▶ To do
[A] Print the stretch of the Bicknacre text from "Priory arch" through "of Priory Fields." word for word.
[B] Supply a continuation of the Bicknacre text, starting right after its final sentence.

▶ Given text
= = =

Bicknacre is a village in the civil parish of Woodham Ferrers and Bicknacre, in the county of Essex, England. It is approximately  north of South Woodham Ferrers and  southeast of the city of Chelmsford. The village is in the borough of Chelmsford and in the parliamentary constituency of Maldon & East Chelmsford. In 2018 it had an estimated population of 2263.

Priory arch 

There was a hermitage on this site until around the end of 1154, when it was converted into a priory for the Augustinian Canons, also known as the Black Canons. It was known as Wodeham (Woodham) Priory until 1235 when the name Bicknacre first occurs.

The arch is all that remains of the priory. It comprises the west arch of the crossing of the church (estimated to date from about 1250) with attached fragments of the nave and north transept. The arch and the surrounding fields, known as Priory Fields, are looked after by a voluntary group, called Friends of Priory Fields.

= = =

▶ Records provided
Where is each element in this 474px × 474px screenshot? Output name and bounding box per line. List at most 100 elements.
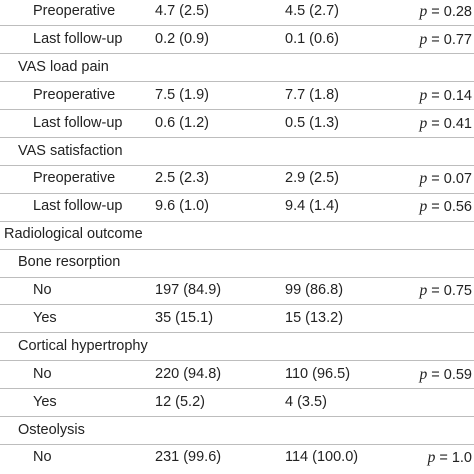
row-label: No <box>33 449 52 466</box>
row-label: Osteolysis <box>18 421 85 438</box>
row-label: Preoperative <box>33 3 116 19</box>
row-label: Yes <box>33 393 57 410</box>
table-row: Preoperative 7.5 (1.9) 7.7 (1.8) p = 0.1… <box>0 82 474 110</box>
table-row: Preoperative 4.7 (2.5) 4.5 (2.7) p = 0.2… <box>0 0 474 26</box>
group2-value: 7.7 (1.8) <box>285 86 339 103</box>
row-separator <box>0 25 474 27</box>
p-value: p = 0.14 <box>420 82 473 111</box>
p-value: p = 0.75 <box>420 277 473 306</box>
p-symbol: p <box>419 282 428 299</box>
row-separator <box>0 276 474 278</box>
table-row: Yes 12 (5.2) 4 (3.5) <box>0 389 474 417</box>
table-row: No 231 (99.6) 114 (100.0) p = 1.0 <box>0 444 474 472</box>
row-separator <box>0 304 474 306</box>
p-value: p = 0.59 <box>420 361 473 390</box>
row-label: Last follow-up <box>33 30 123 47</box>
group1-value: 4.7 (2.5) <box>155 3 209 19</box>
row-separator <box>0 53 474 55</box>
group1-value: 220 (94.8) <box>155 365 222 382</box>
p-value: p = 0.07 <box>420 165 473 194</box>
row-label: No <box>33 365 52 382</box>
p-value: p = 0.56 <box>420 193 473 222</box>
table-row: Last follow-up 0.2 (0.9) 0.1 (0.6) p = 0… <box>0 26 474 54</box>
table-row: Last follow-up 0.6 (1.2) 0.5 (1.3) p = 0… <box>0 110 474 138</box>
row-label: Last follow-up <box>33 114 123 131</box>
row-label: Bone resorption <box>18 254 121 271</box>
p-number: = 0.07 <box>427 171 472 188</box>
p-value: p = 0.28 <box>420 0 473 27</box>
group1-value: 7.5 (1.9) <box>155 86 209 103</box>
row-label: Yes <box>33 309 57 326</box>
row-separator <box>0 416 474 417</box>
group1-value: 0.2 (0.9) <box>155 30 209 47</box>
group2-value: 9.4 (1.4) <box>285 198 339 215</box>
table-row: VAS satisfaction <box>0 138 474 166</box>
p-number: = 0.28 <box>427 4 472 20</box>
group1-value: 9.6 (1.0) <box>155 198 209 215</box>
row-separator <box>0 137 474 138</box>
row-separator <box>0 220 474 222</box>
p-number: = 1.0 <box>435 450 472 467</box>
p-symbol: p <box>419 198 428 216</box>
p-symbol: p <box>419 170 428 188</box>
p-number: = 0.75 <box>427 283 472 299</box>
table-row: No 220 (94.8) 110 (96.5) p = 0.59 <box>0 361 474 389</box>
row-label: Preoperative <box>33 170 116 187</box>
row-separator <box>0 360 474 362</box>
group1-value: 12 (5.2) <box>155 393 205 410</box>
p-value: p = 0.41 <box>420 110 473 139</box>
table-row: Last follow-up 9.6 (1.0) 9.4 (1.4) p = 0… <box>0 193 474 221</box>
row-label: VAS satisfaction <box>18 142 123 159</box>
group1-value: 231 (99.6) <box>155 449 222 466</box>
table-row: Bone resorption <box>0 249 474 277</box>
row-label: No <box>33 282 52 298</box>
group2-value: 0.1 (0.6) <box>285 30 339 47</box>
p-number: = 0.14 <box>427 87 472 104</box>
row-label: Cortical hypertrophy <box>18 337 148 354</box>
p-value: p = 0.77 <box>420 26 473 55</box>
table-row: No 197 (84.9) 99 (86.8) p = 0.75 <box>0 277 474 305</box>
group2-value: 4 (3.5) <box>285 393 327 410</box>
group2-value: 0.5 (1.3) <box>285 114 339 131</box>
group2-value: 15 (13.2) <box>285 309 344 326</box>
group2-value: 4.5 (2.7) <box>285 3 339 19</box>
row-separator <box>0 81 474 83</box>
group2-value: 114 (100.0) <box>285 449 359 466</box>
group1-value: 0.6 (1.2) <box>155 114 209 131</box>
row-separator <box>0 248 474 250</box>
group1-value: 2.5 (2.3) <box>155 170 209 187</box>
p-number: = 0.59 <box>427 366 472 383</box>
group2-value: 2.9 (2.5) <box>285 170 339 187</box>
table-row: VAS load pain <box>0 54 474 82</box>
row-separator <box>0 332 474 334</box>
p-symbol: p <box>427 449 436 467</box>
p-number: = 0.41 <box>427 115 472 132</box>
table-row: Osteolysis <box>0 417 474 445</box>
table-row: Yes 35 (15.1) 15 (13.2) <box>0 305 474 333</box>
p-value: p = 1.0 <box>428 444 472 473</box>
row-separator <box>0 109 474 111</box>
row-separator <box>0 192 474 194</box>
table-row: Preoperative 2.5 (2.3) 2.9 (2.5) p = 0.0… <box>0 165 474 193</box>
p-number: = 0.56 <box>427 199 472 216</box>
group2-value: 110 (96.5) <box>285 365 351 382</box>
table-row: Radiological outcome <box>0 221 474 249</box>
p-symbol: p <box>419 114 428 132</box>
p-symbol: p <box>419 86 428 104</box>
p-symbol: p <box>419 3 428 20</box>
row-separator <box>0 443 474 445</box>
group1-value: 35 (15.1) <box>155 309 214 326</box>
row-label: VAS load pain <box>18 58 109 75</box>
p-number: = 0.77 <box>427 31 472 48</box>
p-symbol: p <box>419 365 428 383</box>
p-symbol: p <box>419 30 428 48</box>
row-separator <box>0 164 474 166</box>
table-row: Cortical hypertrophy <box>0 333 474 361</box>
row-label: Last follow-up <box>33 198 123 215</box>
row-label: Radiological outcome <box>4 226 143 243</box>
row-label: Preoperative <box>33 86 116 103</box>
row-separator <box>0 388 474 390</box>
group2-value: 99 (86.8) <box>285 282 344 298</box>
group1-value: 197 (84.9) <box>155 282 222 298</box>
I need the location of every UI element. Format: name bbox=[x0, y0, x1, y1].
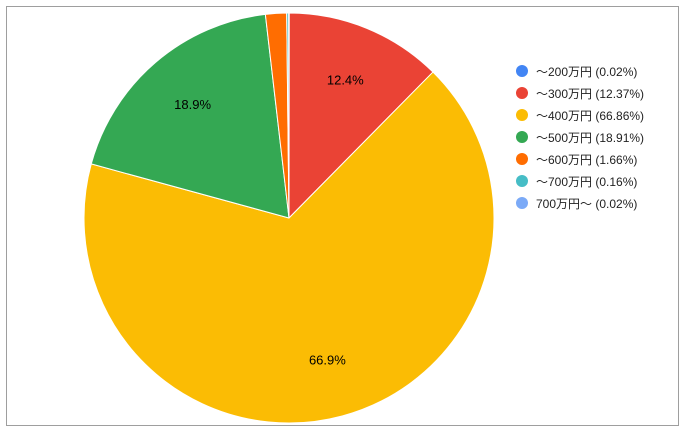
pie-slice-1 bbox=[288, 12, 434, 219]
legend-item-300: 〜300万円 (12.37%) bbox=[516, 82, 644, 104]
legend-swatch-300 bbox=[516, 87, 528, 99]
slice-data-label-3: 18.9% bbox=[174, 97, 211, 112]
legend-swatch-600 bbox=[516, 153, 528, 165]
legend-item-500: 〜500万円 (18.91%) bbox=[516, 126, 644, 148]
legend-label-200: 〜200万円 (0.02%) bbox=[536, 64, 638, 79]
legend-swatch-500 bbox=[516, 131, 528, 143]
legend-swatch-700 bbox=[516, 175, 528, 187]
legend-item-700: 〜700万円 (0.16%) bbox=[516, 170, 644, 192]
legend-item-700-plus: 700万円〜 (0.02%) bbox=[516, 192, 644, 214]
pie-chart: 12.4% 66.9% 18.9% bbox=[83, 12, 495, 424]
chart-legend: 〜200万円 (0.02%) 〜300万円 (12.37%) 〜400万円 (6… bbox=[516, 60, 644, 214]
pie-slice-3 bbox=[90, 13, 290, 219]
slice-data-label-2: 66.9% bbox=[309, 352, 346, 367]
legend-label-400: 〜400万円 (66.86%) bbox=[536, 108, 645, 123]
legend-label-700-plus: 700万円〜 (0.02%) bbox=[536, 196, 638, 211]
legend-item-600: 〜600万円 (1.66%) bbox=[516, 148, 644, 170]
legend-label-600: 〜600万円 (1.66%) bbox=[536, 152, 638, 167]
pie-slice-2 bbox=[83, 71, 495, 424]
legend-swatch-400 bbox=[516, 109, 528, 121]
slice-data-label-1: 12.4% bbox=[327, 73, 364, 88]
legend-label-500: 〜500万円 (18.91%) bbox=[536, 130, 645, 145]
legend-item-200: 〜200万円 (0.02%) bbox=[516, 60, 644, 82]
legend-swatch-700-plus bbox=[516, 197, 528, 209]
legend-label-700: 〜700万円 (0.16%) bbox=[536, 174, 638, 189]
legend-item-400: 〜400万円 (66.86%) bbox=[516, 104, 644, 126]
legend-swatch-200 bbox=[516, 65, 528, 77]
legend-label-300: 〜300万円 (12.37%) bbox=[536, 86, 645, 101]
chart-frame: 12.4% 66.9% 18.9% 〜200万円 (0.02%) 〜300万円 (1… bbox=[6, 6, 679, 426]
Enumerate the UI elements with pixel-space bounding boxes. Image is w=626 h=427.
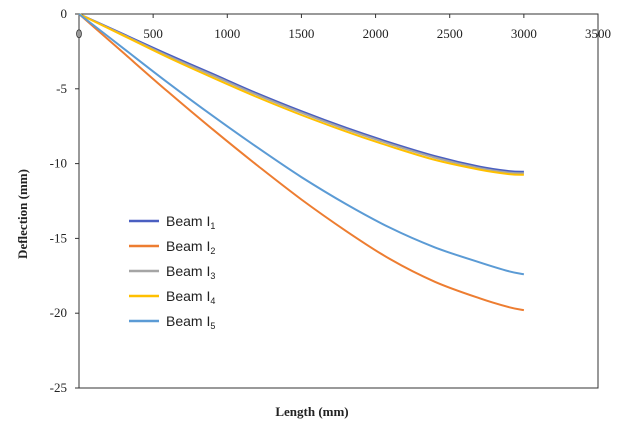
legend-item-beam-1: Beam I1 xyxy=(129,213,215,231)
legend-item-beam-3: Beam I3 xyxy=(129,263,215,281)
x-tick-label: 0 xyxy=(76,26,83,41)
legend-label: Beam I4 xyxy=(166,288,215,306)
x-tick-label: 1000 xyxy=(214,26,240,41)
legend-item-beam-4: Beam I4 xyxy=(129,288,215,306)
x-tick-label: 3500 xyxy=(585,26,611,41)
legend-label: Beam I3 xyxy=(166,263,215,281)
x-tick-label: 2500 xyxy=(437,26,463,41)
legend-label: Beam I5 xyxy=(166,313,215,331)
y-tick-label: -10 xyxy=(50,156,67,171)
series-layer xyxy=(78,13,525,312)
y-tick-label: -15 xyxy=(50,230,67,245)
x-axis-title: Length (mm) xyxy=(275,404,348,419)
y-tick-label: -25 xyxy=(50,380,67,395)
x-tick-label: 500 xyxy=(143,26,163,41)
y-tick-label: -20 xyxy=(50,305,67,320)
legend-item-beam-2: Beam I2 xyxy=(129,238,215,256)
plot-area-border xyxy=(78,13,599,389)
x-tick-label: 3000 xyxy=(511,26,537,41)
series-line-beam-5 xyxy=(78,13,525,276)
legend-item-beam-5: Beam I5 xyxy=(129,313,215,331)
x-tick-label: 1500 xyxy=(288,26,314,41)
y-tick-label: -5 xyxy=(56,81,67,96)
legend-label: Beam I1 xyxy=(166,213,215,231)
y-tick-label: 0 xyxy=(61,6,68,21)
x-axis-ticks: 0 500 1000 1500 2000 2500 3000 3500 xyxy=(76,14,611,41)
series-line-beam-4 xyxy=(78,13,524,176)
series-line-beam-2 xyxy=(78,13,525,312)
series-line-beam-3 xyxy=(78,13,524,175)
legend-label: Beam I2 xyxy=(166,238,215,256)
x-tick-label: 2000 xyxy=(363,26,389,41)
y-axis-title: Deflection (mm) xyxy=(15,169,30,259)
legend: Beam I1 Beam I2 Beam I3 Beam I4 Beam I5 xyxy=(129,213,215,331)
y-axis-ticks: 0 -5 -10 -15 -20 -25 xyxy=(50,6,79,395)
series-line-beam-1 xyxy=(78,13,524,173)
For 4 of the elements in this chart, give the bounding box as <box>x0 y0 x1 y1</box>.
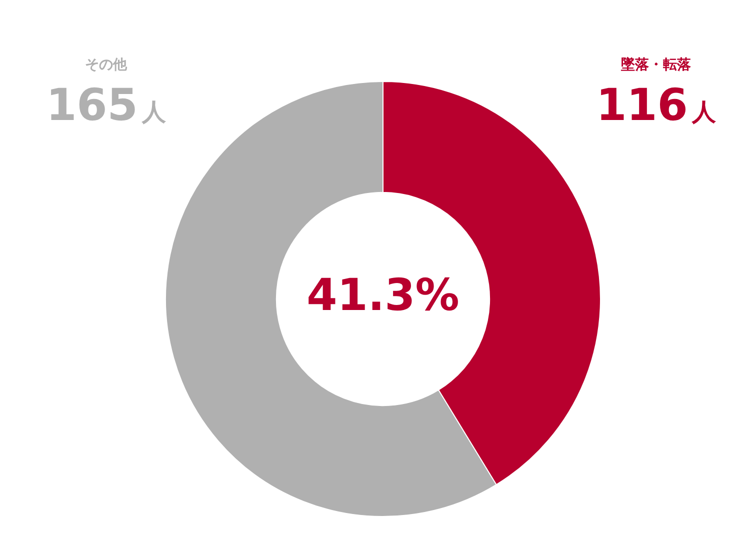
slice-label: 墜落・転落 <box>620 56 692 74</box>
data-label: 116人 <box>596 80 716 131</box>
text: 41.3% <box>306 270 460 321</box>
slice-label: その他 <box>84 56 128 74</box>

= = =

▶ Responses
[A]
Priory arch 

There was a hermitage on this site until around the end of 1154, when it was converted into a priory for the Augustinian Canons, also known as the Black Canons. It was known as Wodeham (Woodham) Priory until 1235 when the name Bicknacre first occurs.

The arch is all that remains of the priory. It comprises the west arch of the crossing of the church (estimated to date from about 1250) with attached fragments of the nave and north transept. The arch and the surrounding fields, known as Priory Fields, are looked after by a voluntary group, called Friends of Priory Fields.

[B]
Landmarks 
The St Giles Home for British Lepers no longer exists, but St. Giles Churchyard, which is marked as an Essex Wildlife Trust Nature Reserve is in Moor Hall Lane. It is rumoured that the church is haunted by a man buried in the graveyard. His name remains unknown.

Notable people
Notable people from the village include; Richard Robarts, a former Formula One driver, and the artist Daniel West. The artist Grayson Perry lived in the village for part of his childhood. Joe Pettit, writer of the multi-award winning short film Yout also lived in Bicknacre.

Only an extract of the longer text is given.